**Aim:** Exactly reproduce the line that contains "Give me the" and all lines after it in the entries below, through the very last line.

**Provided records:**
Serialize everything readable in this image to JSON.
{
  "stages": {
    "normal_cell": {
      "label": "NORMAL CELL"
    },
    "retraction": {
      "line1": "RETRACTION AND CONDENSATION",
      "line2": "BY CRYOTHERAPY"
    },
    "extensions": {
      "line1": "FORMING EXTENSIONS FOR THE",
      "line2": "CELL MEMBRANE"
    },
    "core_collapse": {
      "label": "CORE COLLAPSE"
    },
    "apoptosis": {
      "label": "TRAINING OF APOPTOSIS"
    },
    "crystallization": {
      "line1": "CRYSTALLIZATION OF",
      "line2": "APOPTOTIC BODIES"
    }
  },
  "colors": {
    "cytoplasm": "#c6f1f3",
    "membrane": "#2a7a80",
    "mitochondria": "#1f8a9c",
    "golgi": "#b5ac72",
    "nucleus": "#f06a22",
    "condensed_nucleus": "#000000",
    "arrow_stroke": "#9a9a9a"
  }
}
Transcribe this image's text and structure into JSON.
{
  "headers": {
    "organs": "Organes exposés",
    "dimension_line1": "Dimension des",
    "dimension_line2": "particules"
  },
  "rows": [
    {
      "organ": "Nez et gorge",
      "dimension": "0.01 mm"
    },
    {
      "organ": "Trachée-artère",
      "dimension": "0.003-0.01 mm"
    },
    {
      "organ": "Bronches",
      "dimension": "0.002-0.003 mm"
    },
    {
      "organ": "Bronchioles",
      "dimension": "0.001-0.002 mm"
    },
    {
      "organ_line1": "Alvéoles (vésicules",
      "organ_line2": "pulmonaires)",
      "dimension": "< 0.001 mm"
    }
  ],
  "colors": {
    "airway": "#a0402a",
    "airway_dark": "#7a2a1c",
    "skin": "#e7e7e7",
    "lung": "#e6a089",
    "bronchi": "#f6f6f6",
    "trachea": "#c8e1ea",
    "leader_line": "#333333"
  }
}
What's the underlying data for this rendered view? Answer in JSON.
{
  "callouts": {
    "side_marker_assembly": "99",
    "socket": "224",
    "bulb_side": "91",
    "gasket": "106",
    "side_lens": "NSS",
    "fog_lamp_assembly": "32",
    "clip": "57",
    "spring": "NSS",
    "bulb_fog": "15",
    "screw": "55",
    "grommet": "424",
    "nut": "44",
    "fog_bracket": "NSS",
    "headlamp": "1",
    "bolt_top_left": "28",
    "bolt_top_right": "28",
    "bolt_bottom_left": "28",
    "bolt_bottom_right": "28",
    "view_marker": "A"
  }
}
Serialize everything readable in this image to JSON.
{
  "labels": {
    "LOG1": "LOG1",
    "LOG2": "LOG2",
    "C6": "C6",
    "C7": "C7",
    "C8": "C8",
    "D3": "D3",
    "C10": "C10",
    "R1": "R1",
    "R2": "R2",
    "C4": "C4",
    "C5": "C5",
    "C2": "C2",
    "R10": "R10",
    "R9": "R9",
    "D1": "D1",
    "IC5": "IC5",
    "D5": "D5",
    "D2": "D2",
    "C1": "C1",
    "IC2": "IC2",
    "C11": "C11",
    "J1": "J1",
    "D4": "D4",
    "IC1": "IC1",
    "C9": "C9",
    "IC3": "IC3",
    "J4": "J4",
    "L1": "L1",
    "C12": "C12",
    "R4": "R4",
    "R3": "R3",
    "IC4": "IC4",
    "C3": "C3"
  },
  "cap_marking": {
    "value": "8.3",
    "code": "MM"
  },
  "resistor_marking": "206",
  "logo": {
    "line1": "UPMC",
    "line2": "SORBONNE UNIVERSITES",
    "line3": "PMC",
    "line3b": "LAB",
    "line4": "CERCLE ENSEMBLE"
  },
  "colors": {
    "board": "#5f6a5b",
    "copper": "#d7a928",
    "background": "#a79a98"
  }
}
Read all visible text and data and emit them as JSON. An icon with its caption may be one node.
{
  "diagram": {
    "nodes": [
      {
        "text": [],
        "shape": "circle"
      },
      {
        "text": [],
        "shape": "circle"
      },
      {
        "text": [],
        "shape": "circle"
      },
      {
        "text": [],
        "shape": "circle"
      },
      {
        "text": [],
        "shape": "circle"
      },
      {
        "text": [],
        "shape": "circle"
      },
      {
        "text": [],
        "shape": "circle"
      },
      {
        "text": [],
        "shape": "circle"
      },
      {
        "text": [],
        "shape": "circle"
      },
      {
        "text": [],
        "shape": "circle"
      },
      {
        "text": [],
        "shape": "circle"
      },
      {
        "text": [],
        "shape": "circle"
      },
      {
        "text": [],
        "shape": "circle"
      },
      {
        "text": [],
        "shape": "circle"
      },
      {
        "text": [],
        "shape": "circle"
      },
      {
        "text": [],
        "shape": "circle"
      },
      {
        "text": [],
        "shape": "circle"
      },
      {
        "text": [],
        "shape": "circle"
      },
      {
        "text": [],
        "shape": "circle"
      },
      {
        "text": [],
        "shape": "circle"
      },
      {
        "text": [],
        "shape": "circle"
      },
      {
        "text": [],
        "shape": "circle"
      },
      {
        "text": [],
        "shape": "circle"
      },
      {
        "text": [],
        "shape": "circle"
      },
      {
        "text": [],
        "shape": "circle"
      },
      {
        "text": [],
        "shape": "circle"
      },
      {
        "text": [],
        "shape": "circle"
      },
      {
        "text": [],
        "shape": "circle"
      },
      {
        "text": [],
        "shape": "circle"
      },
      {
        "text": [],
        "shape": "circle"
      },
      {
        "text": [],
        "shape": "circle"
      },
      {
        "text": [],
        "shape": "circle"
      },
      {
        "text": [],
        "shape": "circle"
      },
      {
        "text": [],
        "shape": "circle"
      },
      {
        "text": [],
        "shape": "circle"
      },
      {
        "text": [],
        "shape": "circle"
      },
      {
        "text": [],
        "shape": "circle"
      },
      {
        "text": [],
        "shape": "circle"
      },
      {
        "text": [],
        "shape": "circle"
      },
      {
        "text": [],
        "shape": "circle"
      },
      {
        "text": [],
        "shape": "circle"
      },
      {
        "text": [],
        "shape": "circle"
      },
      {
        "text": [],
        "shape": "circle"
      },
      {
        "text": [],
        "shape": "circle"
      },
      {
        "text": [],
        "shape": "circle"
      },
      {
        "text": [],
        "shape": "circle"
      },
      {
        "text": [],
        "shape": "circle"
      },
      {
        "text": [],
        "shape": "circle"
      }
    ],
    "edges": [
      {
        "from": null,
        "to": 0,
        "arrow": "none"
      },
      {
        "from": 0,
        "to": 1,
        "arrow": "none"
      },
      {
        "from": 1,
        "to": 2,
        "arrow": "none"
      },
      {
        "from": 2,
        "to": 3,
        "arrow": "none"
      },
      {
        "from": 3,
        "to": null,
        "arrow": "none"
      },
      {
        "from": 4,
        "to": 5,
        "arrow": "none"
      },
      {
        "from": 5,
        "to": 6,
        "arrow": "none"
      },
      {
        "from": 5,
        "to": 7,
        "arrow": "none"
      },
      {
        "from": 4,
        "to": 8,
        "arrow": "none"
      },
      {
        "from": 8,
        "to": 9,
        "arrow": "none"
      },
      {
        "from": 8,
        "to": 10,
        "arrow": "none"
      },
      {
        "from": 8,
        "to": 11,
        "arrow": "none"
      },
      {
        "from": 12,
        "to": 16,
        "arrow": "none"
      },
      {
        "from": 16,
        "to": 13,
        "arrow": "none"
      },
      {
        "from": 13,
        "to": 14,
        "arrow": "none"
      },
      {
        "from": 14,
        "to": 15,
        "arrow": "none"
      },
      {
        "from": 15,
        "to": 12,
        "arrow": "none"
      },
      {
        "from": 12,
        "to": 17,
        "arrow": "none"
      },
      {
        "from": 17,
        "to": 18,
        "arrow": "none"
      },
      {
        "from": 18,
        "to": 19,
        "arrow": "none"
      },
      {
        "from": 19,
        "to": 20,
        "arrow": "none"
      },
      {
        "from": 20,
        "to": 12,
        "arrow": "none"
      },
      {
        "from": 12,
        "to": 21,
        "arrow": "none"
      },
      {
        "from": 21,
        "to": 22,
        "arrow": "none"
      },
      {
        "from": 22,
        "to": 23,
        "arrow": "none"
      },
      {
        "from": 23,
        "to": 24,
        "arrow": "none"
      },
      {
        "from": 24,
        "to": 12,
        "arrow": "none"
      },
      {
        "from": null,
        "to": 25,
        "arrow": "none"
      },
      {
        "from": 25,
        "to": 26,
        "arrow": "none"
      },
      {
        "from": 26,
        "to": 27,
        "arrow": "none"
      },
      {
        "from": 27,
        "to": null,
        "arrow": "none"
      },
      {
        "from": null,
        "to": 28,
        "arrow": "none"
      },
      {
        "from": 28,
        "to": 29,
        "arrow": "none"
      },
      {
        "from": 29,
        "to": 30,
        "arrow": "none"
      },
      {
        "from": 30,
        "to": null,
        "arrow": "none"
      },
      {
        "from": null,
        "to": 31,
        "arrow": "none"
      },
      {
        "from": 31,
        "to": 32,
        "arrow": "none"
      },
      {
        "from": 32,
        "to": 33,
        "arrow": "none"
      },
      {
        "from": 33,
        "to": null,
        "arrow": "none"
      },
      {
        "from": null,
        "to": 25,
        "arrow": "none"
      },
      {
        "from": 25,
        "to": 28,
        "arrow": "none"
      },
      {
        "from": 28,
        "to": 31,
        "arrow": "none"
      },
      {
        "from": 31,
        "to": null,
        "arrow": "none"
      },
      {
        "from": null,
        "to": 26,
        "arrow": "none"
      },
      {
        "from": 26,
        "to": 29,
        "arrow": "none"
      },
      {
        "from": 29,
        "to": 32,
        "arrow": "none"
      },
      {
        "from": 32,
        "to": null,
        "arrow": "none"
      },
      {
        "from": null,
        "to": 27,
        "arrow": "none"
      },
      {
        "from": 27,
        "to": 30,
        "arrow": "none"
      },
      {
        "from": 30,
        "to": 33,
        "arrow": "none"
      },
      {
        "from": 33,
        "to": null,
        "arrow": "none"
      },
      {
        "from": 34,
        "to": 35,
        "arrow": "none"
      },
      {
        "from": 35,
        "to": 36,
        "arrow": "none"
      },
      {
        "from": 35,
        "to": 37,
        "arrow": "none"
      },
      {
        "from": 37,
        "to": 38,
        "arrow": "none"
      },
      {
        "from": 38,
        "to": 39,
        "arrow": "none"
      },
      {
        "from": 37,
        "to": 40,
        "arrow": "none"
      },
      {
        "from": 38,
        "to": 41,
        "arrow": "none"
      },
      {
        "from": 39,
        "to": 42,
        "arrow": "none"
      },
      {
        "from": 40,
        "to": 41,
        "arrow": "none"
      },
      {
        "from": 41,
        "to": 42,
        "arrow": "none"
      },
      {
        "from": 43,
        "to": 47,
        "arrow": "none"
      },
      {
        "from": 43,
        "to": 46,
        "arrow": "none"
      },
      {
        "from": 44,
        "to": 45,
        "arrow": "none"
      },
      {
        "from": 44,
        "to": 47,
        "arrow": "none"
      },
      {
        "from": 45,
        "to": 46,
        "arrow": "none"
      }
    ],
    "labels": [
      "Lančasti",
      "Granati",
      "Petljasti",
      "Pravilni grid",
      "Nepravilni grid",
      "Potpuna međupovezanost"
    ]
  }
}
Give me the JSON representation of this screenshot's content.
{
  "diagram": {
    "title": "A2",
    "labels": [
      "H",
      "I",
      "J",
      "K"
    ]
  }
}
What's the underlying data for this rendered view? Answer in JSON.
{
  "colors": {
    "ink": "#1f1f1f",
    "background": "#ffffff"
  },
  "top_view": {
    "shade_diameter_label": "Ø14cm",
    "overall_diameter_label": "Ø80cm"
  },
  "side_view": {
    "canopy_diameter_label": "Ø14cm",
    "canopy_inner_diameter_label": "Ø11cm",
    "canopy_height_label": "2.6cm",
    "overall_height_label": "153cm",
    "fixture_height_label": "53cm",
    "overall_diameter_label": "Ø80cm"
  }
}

**Problem solution:**
Give me the JSON representation of this screenshot's content.
{
  "diagram": {
    "title": "A2",
    "labels": [
      "H",
      "I",
      "J",
      "K"
    ]
  }
}
What's the underlying data for this rendered view? Answer in JSON.
{
  "colors": {
    "ink": "#1f1f1f",
    "background": "#ffffff"
  },
  "top_view": {
    "shade_diameter_label": "Ø14cm",
    "overall_diameter_label": "Ø80cm"
  },
  "side_view": {
    "canopy_diameter_label": "Ø14cm",
    "canopy_inner_diameter_label": "Ø11cm",
    "canopy_height_label": "2.6cm",
    "overall_height_label": "153cm",
    "fixture_height_label": "53cm",
    "overall_diameter_label": "Ø80cm"
  }
}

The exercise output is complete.